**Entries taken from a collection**
· · ·

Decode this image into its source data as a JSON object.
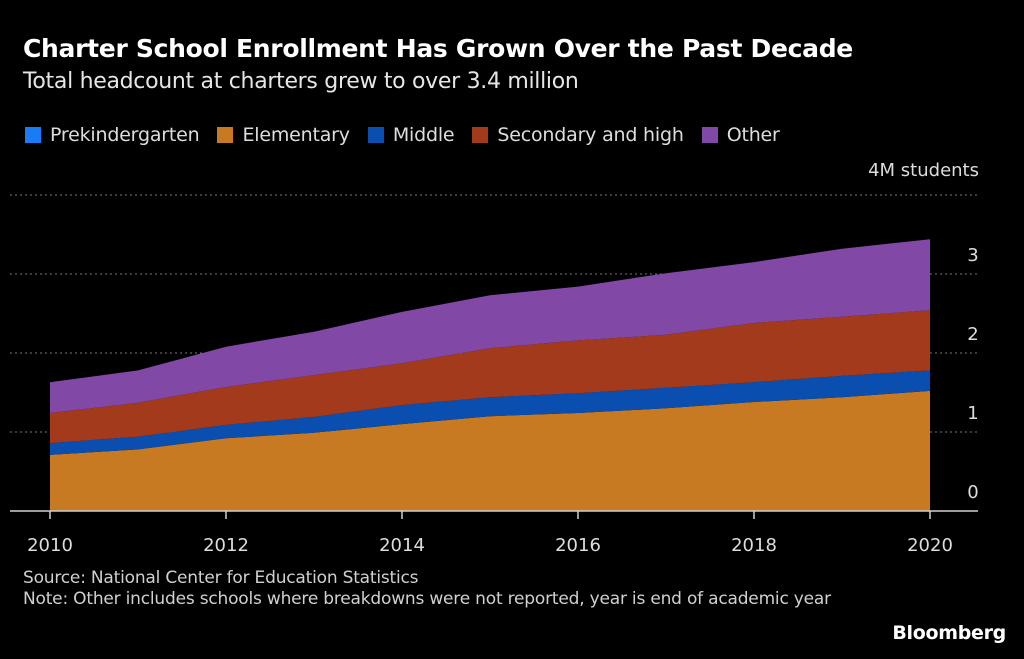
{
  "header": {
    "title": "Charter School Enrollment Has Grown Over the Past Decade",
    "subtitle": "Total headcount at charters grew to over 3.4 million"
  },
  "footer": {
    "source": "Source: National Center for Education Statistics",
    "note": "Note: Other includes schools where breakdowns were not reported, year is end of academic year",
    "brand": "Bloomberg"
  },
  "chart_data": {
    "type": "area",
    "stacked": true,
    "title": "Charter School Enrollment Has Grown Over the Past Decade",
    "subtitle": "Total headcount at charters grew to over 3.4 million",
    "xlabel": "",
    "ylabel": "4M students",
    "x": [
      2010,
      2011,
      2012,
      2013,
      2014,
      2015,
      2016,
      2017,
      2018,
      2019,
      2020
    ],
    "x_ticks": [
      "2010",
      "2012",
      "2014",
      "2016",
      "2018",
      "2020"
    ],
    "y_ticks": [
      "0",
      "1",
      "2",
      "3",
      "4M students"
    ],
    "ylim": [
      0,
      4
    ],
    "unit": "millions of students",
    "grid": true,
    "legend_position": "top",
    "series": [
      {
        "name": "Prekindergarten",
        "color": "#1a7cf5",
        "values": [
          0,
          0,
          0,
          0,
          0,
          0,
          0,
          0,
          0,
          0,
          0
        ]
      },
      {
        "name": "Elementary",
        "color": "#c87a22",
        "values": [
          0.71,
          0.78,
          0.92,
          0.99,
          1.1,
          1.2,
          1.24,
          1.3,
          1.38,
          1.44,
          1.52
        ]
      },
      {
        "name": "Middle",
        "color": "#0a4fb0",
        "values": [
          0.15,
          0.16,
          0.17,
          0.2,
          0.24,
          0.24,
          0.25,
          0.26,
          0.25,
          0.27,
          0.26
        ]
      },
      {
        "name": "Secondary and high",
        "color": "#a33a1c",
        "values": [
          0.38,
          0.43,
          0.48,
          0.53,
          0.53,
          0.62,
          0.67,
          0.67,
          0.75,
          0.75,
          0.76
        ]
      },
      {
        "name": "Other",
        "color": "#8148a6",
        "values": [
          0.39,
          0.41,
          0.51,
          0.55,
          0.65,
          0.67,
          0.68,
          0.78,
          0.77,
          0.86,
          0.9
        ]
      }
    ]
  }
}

· · ·

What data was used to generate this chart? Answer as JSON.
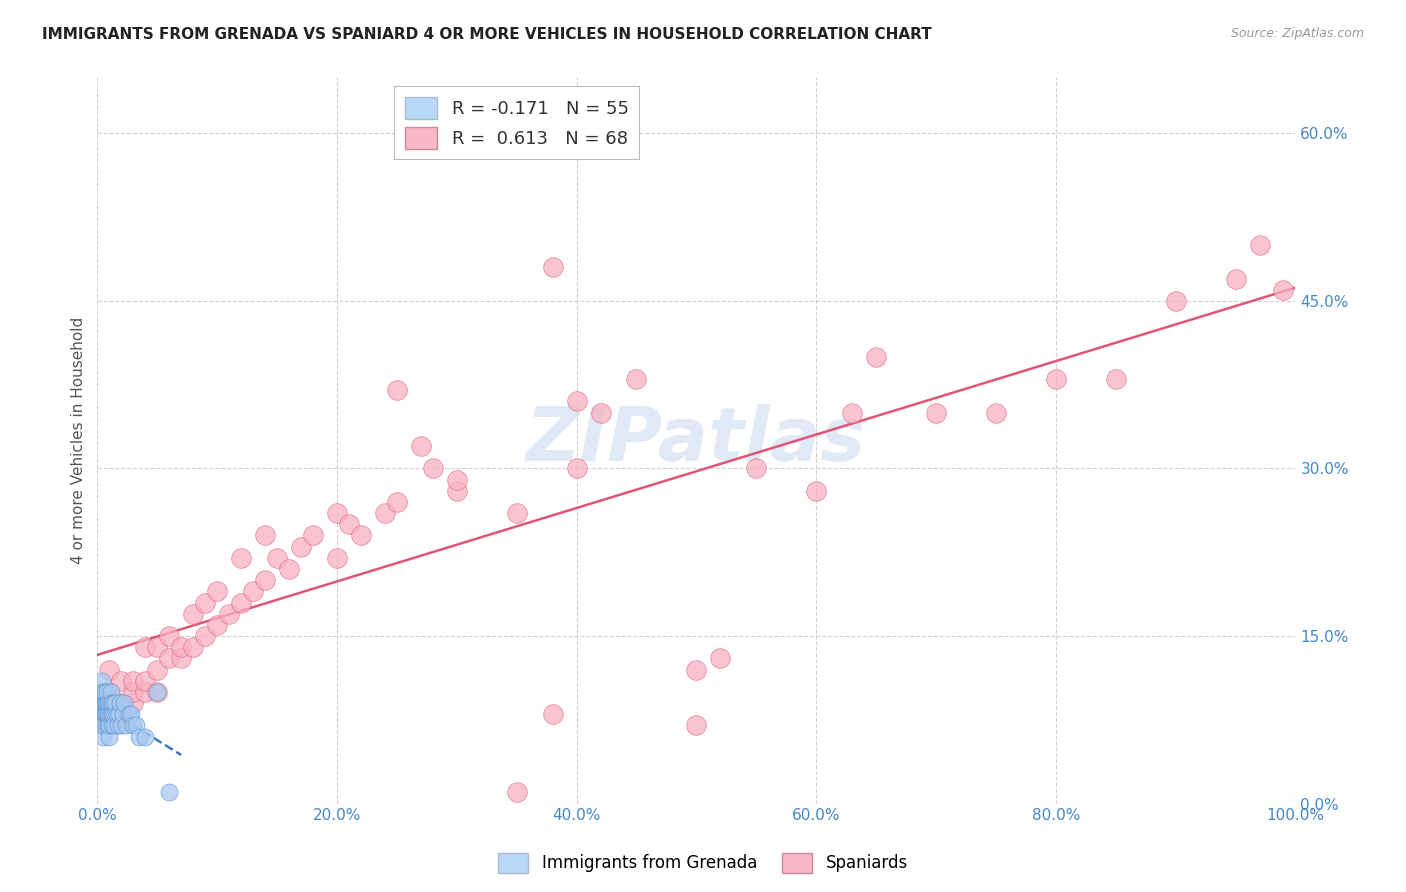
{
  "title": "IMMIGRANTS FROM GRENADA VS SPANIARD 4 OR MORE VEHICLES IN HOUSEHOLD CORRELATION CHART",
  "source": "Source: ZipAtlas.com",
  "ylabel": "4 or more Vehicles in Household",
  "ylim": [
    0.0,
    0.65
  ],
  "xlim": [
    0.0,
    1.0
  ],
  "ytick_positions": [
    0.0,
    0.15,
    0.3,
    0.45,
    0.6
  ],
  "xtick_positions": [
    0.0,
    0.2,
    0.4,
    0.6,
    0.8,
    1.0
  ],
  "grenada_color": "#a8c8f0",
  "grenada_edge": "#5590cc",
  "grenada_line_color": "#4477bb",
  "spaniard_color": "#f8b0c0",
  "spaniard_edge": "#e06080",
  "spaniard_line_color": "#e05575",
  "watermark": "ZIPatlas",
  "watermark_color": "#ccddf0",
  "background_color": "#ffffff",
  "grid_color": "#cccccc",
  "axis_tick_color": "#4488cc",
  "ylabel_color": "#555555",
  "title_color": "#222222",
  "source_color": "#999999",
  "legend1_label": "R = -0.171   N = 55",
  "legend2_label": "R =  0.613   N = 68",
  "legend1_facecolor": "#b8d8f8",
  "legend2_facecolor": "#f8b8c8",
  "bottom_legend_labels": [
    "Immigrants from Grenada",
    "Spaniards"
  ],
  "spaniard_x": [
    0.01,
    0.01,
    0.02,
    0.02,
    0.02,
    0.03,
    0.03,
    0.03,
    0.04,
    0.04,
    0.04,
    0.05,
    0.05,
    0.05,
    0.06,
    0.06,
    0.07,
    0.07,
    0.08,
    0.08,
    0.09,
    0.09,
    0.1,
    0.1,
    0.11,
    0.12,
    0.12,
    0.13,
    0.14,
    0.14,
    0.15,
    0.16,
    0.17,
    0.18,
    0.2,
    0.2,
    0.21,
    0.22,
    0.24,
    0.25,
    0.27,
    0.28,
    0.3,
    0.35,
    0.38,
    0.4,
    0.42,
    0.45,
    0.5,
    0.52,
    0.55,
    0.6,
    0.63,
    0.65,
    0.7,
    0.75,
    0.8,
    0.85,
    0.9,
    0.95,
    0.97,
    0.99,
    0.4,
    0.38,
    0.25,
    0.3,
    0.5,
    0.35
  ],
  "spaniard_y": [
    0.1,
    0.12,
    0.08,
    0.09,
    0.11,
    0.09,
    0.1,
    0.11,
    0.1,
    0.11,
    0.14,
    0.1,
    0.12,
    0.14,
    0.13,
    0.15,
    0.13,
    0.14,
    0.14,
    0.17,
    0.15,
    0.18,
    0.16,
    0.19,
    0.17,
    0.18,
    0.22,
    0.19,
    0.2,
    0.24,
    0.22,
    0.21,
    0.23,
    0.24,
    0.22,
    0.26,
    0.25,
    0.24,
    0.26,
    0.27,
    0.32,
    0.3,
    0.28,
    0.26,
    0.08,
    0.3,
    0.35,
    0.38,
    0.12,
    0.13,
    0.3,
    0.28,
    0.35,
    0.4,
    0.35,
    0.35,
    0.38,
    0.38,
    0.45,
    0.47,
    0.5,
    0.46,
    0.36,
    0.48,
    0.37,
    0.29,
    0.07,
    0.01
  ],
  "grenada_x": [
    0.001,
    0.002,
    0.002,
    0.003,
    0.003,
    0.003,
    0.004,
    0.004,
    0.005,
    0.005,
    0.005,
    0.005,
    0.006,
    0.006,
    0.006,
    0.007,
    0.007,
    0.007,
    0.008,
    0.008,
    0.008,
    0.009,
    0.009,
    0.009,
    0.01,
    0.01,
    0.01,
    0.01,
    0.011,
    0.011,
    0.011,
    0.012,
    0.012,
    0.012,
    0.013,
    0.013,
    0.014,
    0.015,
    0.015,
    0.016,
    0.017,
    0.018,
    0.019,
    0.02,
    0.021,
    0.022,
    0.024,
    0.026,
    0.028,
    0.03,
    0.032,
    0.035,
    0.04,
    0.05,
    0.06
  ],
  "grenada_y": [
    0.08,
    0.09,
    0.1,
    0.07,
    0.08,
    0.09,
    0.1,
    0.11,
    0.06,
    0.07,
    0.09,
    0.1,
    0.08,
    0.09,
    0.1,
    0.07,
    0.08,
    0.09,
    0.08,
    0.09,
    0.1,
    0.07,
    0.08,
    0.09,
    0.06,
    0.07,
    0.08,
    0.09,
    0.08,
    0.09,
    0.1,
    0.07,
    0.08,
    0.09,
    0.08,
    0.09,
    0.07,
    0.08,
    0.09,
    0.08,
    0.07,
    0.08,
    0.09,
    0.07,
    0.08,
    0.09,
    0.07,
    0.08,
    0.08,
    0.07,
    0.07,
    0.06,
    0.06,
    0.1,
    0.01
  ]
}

· · ·

**Exercise details**
Copy every line above in which the string "name" shows up.

**Full solution**
        "name": "Prekindergarten",
        "name": "Elementary",
        "name": "Middle",
        "name": "Secondary and high",
        "name": "Other",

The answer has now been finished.